_Set task_. Filter the records below down to lines containing "note".

_Listed records_.
-------------------------
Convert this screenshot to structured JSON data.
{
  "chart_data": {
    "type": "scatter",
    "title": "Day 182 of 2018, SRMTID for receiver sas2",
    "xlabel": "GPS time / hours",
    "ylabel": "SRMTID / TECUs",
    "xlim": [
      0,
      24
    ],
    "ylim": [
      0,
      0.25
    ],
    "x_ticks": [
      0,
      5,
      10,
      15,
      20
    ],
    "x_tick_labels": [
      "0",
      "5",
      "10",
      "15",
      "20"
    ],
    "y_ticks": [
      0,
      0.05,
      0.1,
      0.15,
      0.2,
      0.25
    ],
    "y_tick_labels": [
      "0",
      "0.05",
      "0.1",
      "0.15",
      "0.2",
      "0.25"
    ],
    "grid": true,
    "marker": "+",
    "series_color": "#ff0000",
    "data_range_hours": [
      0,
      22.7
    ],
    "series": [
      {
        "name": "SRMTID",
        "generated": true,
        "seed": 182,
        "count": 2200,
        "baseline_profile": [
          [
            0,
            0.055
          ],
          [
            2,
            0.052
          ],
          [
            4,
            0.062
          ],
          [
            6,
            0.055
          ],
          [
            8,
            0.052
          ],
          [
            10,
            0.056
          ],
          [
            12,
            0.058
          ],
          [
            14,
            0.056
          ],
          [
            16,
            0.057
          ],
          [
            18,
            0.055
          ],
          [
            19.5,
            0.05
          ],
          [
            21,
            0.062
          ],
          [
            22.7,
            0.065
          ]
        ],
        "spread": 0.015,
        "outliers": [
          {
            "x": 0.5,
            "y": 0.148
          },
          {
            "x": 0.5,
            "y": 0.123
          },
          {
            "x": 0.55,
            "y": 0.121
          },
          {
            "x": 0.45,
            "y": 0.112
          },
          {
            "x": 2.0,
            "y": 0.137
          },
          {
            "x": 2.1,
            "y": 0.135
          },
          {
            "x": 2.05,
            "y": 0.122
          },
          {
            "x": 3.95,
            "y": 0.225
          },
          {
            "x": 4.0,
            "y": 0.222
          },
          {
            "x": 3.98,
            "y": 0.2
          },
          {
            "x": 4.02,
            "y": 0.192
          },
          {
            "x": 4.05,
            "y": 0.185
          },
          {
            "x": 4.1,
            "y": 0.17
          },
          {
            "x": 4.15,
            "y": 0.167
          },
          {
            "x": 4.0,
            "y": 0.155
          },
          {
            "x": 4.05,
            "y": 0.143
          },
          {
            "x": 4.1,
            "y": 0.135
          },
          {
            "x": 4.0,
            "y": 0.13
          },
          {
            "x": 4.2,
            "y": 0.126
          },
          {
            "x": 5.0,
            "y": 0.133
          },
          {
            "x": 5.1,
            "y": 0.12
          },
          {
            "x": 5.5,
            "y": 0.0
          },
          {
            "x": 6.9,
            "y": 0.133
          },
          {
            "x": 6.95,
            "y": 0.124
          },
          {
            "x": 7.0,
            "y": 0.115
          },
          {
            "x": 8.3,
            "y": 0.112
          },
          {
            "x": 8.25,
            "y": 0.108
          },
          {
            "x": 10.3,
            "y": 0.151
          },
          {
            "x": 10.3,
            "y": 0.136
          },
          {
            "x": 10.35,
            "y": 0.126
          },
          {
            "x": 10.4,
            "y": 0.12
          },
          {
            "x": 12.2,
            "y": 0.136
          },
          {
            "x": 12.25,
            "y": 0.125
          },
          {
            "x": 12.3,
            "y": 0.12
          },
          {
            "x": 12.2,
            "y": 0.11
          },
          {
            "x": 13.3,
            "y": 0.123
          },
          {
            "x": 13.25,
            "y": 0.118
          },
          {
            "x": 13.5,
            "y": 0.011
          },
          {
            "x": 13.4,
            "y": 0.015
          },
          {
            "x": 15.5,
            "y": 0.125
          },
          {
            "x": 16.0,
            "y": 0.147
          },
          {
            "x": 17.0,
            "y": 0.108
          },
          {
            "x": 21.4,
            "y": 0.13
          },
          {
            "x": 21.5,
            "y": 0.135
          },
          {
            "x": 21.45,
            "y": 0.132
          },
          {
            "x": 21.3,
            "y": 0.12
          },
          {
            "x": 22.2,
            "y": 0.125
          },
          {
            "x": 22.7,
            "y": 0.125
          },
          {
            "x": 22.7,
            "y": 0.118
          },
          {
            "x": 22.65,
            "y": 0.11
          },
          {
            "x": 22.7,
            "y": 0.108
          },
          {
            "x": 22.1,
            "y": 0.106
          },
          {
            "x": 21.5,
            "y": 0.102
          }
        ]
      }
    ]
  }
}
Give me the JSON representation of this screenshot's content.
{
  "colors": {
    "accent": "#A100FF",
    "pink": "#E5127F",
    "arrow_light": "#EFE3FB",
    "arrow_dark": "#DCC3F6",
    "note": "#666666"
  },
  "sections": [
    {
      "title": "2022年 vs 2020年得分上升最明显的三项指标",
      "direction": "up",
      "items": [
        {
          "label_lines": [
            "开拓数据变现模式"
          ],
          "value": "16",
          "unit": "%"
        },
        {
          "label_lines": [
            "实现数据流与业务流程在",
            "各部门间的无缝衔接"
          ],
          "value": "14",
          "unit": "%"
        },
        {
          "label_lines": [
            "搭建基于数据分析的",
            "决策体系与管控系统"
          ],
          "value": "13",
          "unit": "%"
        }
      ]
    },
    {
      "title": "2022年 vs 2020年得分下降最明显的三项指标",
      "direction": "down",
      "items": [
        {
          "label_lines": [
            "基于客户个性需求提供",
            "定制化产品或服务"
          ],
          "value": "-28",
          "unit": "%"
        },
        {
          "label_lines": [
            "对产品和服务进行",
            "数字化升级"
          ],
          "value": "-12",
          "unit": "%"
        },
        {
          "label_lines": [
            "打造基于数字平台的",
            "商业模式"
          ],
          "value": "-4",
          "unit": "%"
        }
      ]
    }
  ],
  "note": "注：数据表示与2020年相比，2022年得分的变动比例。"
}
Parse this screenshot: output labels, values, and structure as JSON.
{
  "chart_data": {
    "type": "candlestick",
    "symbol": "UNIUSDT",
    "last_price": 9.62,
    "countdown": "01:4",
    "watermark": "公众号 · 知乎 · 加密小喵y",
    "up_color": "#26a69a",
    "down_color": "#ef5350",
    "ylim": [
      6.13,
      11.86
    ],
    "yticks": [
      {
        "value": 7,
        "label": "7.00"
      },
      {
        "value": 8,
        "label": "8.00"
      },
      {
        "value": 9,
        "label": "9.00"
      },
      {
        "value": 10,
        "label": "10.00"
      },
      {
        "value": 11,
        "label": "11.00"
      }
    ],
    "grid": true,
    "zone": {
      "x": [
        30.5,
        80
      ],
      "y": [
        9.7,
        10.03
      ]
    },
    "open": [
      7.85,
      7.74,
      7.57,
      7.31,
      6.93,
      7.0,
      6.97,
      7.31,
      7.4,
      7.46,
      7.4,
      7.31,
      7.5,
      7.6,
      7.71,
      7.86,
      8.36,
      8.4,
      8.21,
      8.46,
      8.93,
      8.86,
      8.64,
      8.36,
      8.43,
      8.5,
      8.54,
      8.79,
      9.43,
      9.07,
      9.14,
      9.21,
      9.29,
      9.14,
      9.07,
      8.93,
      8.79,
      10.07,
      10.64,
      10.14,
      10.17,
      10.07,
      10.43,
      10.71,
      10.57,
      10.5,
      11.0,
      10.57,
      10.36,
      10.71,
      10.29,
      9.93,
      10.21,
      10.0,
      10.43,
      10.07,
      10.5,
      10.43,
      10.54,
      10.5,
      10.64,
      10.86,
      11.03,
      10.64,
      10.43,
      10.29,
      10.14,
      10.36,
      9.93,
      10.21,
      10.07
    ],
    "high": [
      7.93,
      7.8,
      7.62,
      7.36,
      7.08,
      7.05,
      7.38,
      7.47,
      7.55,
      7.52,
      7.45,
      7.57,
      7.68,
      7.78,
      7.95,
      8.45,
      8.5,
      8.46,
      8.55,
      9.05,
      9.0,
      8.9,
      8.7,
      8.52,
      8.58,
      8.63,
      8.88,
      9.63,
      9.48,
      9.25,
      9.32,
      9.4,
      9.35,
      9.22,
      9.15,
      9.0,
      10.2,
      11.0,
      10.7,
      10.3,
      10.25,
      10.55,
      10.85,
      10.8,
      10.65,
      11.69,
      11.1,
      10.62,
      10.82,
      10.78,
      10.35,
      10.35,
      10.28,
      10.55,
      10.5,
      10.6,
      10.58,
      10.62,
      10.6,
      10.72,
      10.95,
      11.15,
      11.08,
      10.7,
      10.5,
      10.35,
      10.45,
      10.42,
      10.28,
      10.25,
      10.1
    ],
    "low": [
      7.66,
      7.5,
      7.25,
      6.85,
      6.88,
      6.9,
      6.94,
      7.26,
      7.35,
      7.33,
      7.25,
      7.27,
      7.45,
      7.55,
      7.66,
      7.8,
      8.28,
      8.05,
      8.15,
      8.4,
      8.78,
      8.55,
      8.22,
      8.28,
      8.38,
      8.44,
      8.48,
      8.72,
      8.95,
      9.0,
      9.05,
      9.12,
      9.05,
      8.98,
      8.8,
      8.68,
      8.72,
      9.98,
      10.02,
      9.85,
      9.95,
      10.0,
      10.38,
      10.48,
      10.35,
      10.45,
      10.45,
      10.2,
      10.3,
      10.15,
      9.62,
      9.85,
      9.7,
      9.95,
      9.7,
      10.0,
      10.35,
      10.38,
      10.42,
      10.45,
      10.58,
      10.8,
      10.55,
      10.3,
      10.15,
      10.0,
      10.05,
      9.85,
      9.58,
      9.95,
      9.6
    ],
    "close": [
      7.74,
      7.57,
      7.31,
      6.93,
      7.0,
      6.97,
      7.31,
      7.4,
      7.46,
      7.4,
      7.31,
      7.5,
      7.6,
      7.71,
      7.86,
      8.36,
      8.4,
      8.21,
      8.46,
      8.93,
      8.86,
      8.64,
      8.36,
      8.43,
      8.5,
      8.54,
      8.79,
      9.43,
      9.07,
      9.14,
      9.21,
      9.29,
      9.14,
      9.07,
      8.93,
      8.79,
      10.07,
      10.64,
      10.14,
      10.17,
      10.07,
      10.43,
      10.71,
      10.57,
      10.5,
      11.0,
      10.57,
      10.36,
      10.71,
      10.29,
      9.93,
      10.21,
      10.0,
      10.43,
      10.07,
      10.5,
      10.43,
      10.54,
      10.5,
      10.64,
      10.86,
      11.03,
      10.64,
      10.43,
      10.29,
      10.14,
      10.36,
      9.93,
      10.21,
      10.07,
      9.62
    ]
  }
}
-------------------------
_Worked solution_.
    "note": "#666666"
  "note": "注：数据表示与2020年相比，2022年得分的变动比例。"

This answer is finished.